Prompt: Work through the material below and count the lines holding the word "label"; give that count and nothing more.

Available data:
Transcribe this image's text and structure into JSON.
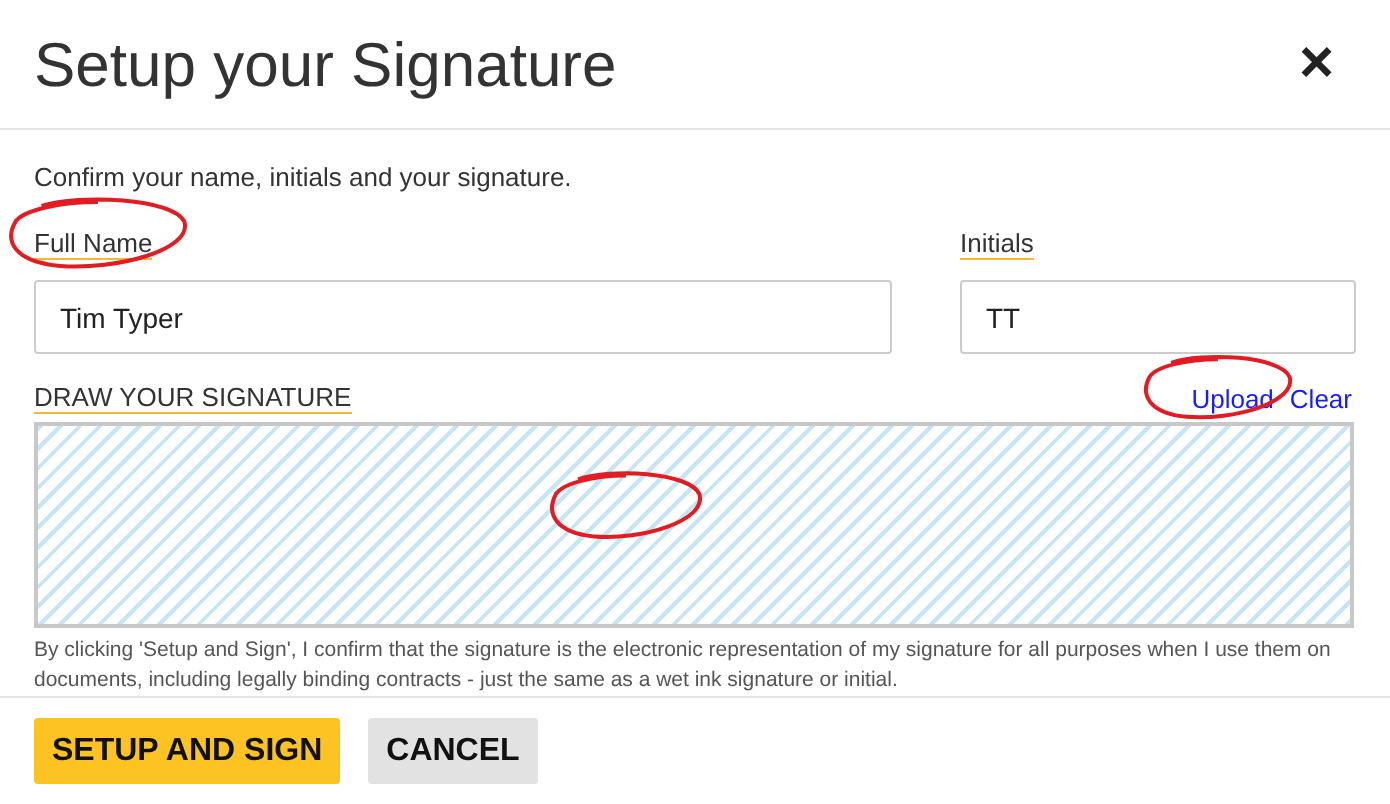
{
  "dialog": {
    "title": "Setup your Signature",
    "close": "×"
  },
  "intro": "Confirm your name, initials and your signature.",
  "fields": [
    {
      "label": "Full Name",
      "value": "Tim Typer"
    },
    {
      "label": "Initials",
      "value": "TT"
    }
  ],
  "signature": {
    "label": "DRAW YOUR SIGNATURE",
    "actions": [
      "Upload",
      "Clear"
    ]
  },
  "disclaimer": "By clicking 'Setup and Sign', I confirm that the signature is the electronic representation of my signature for all purposes when I use them on documents, including legally binding contracts - just the same as a wet ink signature or initial.",
  "buttons": [
    {
      "label": "SETUP AND SIGN",
      "kind": "primary"
    },
    {
      "label": "CANCEL",
      "kind": "secondary"
    }
  ]
}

Task result: 5